──────── DATASET
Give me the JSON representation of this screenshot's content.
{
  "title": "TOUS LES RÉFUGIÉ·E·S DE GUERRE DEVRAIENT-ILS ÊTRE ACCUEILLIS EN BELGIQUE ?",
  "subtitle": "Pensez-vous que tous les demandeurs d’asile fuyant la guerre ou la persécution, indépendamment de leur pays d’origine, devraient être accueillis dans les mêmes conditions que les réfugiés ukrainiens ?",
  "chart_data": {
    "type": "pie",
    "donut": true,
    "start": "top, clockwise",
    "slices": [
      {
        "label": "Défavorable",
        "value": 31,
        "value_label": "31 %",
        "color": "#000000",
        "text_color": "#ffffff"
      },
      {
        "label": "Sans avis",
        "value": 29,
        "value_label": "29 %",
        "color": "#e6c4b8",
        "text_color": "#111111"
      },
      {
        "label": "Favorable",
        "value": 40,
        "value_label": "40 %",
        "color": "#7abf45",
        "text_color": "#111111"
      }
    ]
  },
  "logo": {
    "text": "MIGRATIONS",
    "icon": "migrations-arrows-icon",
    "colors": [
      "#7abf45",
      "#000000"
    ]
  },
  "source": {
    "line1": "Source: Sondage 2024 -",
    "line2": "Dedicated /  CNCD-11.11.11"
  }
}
────────────────
──────── DATASET
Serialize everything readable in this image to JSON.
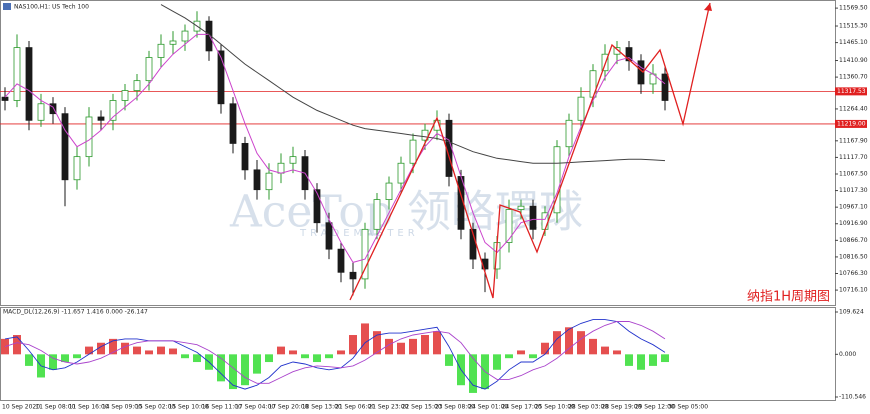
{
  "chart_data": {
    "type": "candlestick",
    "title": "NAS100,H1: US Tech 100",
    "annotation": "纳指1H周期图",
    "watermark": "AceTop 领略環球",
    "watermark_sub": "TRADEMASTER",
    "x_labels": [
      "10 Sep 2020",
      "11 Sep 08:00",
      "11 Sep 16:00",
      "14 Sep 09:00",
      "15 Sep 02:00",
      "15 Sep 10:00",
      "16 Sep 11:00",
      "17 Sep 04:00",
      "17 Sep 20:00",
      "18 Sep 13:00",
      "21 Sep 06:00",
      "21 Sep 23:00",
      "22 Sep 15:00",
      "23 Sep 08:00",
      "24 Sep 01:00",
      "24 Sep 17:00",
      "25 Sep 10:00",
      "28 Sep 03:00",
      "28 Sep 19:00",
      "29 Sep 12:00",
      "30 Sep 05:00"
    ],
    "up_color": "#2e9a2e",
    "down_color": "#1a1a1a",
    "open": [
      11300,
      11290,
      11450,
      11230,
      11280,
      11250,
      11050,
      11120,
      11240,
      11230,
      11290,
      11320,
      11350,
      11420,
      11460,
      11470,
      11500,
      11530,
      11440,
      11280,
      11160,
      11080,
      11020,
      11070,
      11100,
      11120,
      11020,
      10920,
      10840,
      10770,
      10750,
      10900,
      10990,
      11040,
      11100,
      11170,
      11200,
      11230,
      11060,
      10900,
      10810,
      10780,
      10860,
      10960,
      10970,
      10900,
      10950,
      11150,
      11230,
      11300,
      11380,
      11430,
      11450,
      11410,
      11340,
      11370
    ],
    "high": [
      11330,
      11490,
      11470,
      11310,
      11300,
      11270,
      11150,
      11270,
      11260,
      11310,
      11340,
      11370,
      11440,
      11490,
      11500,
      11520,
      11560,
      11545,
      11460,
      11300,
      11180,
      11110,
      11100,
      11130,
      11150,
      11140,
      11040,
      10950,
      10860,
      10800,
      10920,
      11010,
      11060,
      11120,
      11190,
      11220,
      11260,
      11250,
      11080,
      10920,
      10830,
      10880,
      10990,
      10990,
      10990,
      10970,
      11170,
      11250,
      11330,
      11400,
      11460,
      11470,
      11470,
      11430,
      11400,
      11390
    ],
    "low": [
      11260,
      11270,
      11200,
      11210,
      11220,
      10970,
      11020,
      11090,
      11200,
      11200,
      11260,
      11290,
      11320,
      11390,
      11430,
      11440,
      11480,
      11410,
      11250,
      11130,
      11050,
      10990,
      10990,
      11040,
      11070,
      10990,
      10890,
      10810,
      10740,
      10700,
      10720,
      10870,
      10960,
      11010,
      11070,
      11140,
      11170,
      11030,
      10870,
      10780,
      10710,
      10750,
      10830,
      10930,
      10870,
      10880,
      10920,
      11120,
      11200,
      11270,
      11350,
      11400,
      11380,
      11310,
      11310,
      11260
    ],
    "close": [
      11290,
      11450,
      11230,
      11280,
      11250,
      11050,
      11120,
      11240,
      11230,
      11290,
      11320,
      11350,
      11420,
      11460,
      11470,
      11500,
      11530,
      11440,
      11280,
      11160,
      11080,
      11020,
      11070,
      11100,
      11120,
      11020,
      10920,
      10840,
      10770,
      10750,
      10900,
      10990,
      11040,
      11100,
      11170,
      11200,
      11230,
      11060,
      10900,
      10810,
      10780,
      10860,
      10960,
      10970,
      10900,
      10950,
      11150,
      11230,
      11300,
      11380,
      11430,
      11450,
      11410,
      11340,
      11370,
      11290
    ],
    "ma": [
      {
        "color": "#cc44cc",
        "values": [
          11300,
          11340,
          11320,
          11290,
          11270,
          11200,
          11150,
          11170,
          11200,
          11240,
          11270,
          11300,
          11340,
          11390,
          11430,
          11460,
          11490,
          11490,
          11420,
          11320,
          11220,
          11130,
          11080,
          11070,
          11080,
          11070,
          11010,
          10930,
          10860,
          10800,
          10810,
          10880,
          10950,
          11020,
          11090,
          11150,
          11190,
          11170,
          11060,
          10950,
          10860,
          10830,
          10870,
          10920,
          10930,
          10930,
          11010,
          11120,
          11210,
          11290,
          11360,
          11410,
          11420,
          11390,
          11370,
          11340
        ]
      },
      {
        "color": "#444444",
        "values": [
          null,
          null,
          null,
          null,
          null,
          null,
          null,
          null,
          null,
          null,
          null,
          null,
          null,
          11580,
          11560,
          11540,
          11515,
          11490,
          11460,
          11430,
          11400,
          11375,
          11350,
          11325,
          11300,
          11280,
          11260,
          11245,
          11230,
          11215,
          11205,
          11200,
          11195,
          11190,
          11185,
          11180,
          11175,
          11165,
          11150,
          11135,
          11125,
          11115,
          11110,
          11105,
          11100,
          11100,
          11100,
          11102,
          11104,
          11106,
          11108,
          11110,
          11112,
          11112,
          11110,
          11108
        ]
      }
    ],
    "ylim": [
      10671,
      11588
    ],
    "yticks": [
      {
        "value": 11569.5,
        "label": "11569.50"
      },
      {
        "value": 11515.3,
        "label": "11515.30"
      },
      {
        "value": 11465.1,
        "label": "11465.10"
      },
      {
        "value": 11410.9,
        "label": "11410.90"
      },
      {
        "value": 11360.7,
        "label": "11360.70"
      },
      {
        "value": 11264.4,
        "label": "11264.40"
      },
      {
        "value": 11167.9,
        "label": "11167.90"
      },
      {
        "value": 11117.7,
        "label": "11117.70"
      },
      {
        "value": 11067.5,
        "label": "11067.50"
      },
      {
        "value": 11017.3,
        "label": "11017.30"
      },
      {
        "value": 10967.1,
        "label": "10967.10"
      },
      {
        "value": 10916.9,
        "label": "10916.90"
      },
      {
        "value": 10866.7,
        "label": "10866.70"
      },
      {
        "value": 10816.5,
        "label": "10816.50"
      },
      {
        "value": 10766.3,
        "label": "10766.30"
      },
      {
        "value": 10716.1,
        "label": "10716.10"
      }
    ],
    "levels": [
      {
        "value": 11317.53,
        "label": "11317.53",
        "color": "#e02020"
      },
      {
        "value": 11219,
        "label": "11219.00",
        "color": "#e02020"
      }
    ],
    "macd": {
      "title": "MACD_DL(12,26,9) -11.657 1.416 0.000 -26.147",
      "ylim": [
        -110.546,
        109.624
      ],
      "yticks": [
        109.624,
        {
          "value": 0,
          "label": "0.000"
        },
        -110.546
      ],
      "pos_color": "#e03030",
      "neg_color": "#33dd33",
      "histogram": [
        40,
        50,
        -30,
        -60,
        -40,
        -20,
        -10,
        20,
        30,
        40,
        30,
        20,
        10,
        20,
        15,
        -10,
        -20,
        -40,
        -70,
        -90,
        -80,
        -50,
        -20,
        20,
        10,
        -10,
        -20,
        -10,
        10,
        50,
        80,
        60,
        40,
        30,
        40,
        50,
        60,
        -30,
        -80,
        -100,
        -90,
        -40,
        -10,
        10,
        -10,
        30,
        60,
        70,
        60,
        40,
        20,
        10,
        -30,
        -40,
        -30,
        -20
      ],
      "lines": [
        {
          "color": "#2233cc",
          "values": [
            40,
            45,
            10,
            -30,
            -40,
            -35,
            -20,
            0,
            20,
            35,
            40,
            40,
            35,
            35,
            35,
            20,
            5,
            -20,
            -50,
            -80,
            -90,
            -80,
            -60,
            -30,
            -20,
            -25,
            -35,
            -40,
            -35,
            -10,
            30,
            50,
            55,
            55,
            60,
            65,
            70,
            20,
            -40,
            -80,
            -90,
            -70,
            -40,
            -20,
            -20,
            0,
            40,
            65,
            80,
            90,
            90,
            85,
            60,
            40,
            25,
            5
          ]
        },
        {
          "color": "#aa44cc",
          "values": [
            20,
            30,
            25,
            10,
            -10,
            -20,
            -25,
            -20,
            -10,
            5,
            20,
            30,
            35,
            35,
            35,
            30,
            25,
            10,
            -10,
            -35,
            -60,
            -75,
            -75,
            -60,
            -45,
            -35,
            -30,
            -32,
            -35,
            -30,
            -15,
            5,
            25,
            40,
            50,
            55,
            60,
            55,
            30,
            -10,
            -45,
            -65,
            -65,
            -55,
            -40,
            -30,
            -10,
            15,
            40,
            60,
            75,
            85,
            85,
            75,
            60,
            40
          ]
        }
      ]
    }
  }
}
────────────────
WHAT TO WORK ON: Count each line with "this" in it and report that figure by itself.

THE OUTPUT: 2